▸ Exercises
- a) In the piece on disappointment and Shadow energy, what name does Shadow work give to the built-in system that wants to avoid disappointment at all costs?
- b) Pick up the piece on disappointment and Shadow energy after its final sentence and keep writing it.

▸ Extract

We could translate all the Shadow energy in one word.
It describes a very powerful emotion from which stems out all other negative feelings we have to cope with. It is disappointment.
Let’s have a deep look behind its meaning to help us find the different aspects of our life, past and present in which we feel we have been let down by.
The root of all negative emotions
Disappointment according to online dictionaries is:
-Sadness or displeasure caused by the non-fulfilment of one's hopes or expectations (Google)
-The feeling of dissatisfaction that follows the failure of expectations or hopes to manifest. Similar to regret, it differs in that a person who feels regret focuses primarily on the personal choices that contributed to a poor outcome, while a person feeling disappointment focuses on the outcome itself. It is a source of psychological stress (Wikipedia).
It is the cause of all our Shadow plane, basically.
We feel disappointment when expected outcomes don't match up to reality. When not understood, and transformed, it becomes the root of every possible negative emotion: dissatisfaction, grief, grudge, pain, frustration, resentment, anger, hate, loathe, contempt, sense of failure, discouragement, despondency, depression, fear, etc - that all lead to the overall feeling of unhappiness.
Those emotions and their focus may be directed inwards or outwards, towards an object, but it really doesn’t matter. The vibe is the same.
The feeling of disappointment, and the emotions it brings, can slowly poison our mind, our outlook on life, our sense of self-worth, our ability to make wise decisions, and the overall of our lives, when it feel like the end of the world.
Meet the Threshold Guard
Disappointment is, of course, an unavoidable part of life. Yet, we have a built in system that wants to avoid it at all costs. In the Shadow work it is called the Threshold Guard.

▸ Material
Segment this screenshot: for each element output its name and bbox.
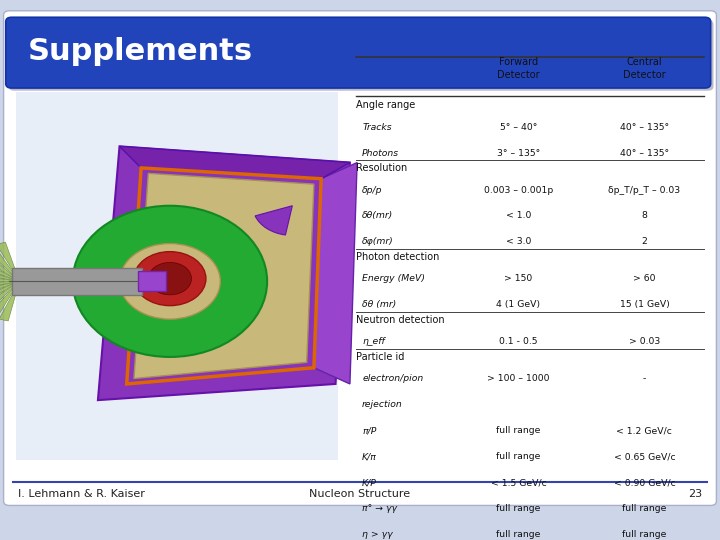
Text: full range: full range (496, 530, 541, 539)
Text: full range: full range (496, 452, 541, 461)
Wedge shape (0, 281, 19, 318)
Text: Supplements: Supplements (27, 37, 253, 66)
Ellipse shape (73, 206, 267, 357)
FancyBboxPatch shape (4, 11, 716, 505)
Wedge shape (0, 258, 19, 281)
Text: δφ(mr): δφ(mr) (362, 238, 394, 246)
Wedge shape (0, 281, 19, 291)
Wedge shape (255, 206, 292, 235)
Text: -: - (643, 374, 646, 383)
Wedge shape (0, 281, 19, 321)
Text: Resolution: Resolution (356, 163, 408, 173)
Text: 3° – 135°: 3° – 135° (497, 148, 540, 158)
Wedge shape (0, 246, 19, 281)
Ellipse shape (134, 252, 206, 306)
Wedge shape (0, 274, 19, 281)
Text: 15 (1 GeV): 15 (1 GeV) (619, 300, 670, 309)
Text: full range: full range (622, 530, 667, 539)
Wedge shape (0, 281, 19, 313)
Text: 40° – 135°: 40° – 135° (620, 148, 669, 158)
Text: > 60: > 60 (633, 274, 656, 284)
Text: I. Lehmann & R. Kaiser: I. Lehmann & R. Kaiser (18, 489, 145, 499)
Polygon shape (134, 173, 314, 379)
Ellipse shape (148, 262, 192, 295)
Text: > 0.03: > 0.03 (629, 338, 660, 346)
Text: 0.003 – 0.001p: 0.003 – 0.001p (484, 186, 553, 194)
Text: η_eff: η_eff (362, 338, 385, 346)
Bar (138, 271, 166, 291)
Text: > 150: > 150 (504, 274, 533, 284)
Text: K/P: K/P (362, 478, 377, 487)
Text: Particle id: Particle id (356, 352, 405, 362)
Wedge shape (0, 281, 19, 299)
Text: δθ(mr): δθ(mr) (362, 212, 393, 220)
Wedge shape (0, 242, 19, 281)
Text: π° → γγ: π° → γγ (362, 504, 397, 513)
Text: < 0.65 GeV/c: < 0.65 GeV/c (613, 452, 675, 461)
Text: rejection: rejection (362, 400, 403, 409)
Polygon shape (120, 146, 350, 179)
Polygon shape (314, 163, 357, 384)
Wedge shape (0, 251, 19, 281)
Text: < 0.90 GeV/c: < 0.90 GeV/c (613, 478, 675, 487)
Ellipse shape (120, 244, 220, 319)
Text: π/P: π/P (362, 426, 377, 435)
Text: Tracks: Tracks (362, 123, 392, 132)
Wedge shape (0, 266, 19, 281)
Text: < 1.0: < 1.0 (505, 212, 531, 220)
Text: Central
Detector: Central Detector (623, 57, 666, 79)
Text: Nucleon Structure: Nucleon Structure (310, 489, 410, 499)
Text: 2: 2 (642, 238, 647, 246)
Text: < 1.5 GeV/c: < 1.5 GeV/c (490, 478, 546, 487)
Text: Neutron detection: Neutron detection (356, 315, 445, 325)
Text: > 100 – 1000: > 100 – 1000 (487, 374, 549, 383)
Text: δp/p: δp/p (362, 186, 382, 194)
Text: electron/pion: electron/pion (362, 374, 423, 383)
Bar (12, 268, 142, 295)
Polygon shape (98, 146, 350, 400)
Text: Energy (MeV): Energy (MeV) (362, 274, 425, 284)
Text: full range: full range (496, 426, 541, 435)
Text: 0.1 - 0.5: 0.1 - 0.5 (499, 338, 538, 346)
Text: 40° – 135°: 40° – 135° (620, 123, 669, 132)
FancyBboxPatch shape (6, 17, 711, 88)
Text: K/π: K/π (362, 452, 377, 461)
Text: δp_T/p_T – 0.03: δp_T/p_T – 0.03 (608, 186, 680, 194)
Text: full range: full range (622, 504, 667, 513)
Text: full range: full range (496, 504, 541, 513)
Text: Angle range: Angle range (356, 100, 415, 110)
Text: < 1.2 GeV/c: < 1.2 GeV/c (616, 426, 672, 435)
Bar (16, 92, 338, 460)
Text: Photon detection: Photon detection (356, 252, 440, 262)
FancyBboxPatch shape (9, 20, 714, 91)
Wedge shape (0, 281, 19, 307)
Text: < 3.0: < 3.0 (505, 238, 531, 246)
Text: δθ (mr): δθ (mr) (362, 300, 397, 309)
Text: Forward
Detector: Forward Detector (497, 57, 540, 79)
Text: η > γγ: η > γγ (362, 530, 393, 539)
Text: 4 (1 GeV): 4 (1 GeV) (496, 300, 541, 309)
Text: 8: 8 (642, 212, 647, 220)
Text: 5° – 40°: 5° – 40° (500, 123, 537, 132)
Text: Photons: Photons (362, 148, 400, 158)
Text: 23: 23 (688, 489, 702, 499)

▸ Expected responses
- a) The Threshold Guard.

- b)
A diagram of the SELF |
In essence - it wants to do good. It wants to guard us against all evil, to protect us against bad experiences. What it does - this mechanism - it locks up the uncomfortable emotional energy in the depth of our subconscious. And this energy may become trapped there for ages.
The work of the Threshold Guard is to sort things out: What goes into the dungeon, what stays out in the light of our awareness. We still may have memories or recollections of our mishaps, but the gross of the emotional energy is stored elsewhere. We have no direct access to it. And it is for our good. So it seems.
The energy is stored (locked up) somewhere in the neuron pathways of our bodies, as our bodies are the 'subconscious mind'. From there it creates the sense of stiffness and pain and displeasure, quietly eating out our vital energy. Because - to keep it trapped - we need to pay the Threshold Guard, and we pay with our own energy.
There comes a time when we want to visit this dungeon, to do some internal work, the Shadow work, we want to reflect on our lives. We need information.
The Threshold Guard says, a bit mockingly: 'Of course, there you go, good luck'.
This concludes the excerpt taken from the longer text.